● **EXTRACT**:
(begin)
Garton v. Phoenix Insurance

The policy sued on herein, issued by defendant to plaintiff on March 7, 1929, was a three-year policy with the premiums paid in full. It covered household goods located on the southeast quarter of section 8, township 69, range 23, Wayne county, Iowa. These household goods were moved by the plaintiff to a residence property owned by him in the town of Humeston on or about June, 1930, and were destroyed by fire while in the Humeston house on November 16, 1930.

The defendant refused to pay the loss to the plaintiff on two grounds:

First, that the changed location of the household goods was without the consent of the defendant; and, second, that the plaintiff, having signed an application for the insurance, was estopped from claiming any other or different agreement or statement than those contained in the policy.

Plaintiff's reply, in substance, was:

First. That the defendant's agent was told when the application was taken, that the household goods would be removed to a new location before the policy would expire, and plaintiff wanted the policy so written as to cover the household goods at either location, and the agent agreed that the policy would be so written.

Second. With the knowledge of the facts above stated in No. 1, defendant executed and delivered the policy in suit and collected the premium of $43, and still retains the same.

Third. That the plaintiff never read the policy and relied upon the same covering the household goods in the new location and never discovered otherwise until after the fire.

The application for this policy covered property other than household goods, including grain, horses, and mules, cattle, calves, etc. This suit, however, only involves the provision in the policy of $500 covering household furniture and fixtures, and described all the property to be situated on the quarter section of land above described. There is no statement or reference in the application as *Page 1215 to the moving of this property to the town of Humeston, and the policy issued is in strict compliance with the application. It is the Iowa standard form of fire insurance policy provided by statute (Code 1931, section 9018), and provides, among other things, that "unless otherwise provided by agreement of this company, this policy shall be void * * * (h) if the property insured or any part thereof (as to the part so removed) be removed to any other building or location than that specified in the policy."

The defense made on the part of the company is based on the above provision of the policy, and it alleges that the same was void because of the change in the location of the household goods insured. As shown by the reply of the defendant, above referred to, the effect of the plea of change of location was sought to be avoided by showing that, at the time the application was made, plaintiff advised the agent that he expected to move the property to the location in the town and said he wanted the policy to cover both locations; that the agent prepared the application which did not contain said statement or agreement, but said agent agreed that he would get a policy that covered both locations; that plaintiff did not read the application when he signed the same, and did not read the policy when he received it, and did not know that it did not contain the provision covering both locations until after the fire.
(end)
● **LISTED ENTRIES**:
(begin)
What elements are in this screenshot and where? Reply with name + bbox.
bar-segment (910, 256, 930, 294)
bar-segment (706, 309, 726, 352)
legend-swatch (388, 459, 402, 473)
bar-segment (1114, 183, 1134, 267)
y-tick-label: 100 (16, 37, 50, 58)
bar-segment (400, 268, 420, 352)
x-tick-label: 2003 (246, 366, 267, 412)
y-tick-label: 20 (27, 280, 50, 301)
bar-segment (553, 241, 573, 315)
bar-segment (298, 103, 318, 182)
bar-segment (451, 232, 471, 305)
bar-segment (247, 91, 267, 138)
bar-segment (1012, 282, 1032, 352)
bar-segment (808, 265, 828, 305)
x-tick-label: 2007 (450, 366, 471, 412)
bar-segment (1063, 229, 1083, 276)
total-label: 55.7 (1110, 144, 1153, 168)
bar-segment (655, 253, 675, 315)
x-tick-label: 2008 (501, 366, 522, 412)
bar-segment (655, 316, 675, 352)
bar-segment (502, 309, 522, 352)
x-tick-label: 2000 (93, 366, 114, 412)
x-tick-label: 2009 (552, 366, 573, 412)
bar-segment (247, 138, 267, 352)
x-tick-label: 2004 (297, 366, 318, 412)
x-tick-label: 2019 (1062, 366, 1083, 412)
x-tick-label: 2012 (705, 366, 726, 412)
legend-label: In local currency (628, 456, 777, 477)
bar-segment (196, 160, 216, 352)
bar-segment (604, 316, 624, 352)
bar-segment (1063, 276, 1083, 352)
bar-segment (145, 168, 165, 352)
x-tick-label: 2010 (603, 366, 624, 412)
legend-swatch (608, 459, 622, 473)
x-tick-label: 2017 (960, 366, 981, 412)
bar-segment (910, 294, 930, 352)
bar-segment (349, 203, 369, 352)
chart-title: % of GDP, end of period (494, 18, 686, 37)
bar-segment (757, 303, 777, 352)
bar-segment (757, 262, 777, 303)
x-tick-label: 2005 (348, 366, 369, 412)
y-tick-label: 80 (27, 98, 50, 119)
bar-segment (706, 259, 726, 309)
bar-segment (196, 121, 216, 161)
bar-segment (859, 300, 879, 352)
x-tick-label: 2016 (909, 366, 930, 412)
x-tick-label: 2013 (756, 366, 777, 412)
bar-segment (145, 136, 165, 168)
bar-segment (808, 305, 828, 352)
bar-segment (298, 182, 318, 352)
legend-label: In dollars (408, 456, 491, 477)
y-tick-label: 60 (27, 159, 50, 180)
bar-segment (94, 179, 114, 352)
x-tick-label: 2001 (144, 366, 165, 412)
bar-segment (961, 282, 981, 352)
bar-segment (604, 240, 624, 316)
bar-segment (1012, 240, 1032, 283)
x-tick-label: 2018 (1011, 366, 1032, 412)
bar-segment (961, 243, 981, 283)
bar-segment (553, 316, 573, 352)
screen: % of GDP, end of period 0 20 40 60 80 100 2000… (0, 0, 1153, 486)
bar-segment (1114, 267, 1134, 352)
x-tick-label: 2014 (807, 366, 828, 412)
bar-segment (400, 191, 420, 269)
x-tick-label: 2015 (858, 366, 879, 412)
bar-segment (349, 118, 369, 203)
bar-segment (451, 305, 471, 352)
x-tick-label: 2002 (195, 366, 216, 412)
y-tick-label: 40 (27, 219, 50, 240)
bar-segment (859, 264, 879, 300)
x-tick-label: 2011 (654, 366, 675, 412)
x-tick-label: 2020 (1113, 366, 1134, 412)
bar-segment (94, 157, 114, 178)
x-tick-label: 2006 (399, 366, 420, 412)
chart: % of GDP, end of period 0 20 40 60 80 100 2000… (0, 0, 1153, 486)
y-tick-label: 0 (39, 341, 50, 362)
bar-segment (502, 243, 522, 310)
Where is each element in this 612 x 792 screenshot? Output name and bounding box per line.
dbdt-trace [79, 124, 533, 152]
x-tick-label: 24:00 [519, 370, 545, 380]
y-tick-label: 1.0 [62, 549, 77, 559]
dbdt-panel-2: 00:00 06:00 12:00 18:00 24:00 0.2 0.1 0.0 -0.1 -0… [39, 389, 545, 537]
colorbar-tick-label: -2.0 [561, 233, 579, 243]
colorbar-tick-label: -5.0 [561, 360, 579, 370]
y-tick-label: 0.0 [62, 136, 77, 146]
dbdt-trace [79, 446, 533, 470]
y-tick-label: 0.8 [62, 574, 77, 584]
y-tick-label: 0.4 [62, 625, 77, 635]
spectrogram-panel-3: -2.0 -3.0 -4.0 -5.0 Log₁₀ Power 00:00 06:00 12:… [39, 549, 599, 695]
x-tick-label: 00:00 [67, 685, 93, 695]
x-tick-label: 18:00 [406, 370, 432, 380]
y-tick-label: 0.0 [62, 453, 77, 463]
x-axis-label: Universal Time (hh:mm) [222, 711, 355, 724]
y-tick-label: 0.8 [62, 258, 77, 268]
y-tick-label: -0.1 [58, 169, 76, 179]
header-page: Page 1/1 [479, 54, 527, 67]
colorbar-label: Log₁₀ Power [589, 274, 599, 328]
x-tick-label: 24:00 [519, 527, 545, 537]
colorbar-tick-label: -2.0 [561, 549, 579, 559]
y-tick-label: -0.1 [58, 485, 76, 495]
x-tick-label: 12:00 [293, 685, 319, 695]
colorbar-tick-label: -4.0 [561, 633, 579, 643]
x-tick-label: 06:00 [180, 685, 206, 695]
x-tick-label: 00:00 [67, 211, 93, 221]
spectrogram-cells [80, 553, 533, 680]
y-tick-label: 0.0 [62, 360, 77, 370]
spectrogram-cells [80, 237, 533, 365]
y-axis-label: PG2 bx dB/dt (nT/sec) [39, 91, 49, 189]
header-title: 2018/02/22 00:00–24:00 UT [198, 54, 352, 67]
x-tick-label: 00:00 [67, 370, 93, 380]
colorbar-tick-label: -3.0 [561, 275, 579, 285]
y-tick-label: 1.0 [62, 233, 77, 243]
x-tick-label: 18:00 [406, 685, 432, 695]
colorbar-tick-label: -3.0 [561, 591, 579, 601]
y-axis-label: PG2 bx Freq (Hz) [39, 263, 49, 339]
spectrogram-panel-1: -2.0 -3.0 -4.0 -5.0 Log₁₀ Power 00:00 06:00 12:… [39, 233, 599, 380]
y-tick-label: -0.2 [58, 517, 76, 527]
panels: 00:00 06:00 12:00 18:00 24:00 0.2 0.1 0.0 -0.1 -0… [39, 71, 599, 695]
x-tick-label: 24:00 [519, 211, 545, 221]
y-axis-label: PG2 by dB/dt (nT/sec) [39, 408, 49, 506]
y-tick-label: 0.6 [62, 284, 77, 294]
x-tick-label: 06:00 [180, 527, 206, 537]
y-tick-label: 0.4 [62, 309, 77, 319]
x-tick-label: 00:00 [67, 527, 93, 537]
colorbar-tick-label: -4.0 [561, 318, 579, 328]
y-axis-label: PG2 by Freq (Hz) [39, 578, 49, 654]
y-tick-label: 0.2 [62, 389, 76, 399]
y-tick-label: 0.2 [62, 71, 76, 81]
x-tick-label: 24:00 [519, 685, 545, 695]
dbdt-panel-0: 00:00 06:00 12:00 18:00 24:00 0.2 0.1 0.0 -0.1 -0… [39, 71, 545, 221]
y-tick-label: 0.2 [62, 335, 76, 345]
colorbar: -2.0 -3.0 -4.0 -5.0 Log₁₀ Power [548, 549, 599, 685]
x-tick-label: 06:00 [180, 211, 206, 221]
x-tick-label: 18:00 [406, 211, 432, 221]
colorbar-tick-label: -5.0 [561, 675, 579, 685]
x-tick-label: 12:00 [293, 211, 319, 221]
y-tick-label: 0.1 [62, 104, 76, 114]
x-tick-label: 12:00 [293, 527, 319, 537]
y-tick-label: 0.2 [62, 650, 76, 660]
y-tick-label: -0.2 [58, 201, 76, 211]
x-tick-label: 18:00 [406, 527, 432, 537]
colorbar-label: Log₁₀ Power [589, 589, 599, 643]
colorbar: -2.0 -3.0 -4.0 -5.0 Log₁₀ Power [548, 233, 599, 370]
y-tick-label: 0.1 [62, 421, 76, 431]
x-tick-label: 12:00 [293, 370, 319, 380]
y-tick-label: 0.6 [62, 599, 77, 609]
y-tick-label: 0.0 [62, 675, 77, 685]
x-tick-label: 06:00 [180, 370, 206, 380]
(end)
● **PROBLEM DESCRIPTION**: Repeat everything from "First. That the" down to "be so written." in the Garton opinion, word for word.

● **SOLVED PROBLEM**:
First. That the defendant's agent was told when the application was taken, that the household goods would be removed to a new location before the policy would expire, and plaintiff wanted the policy so written as to cover the household goods at either location, and the agent agreed that the policy would be so written.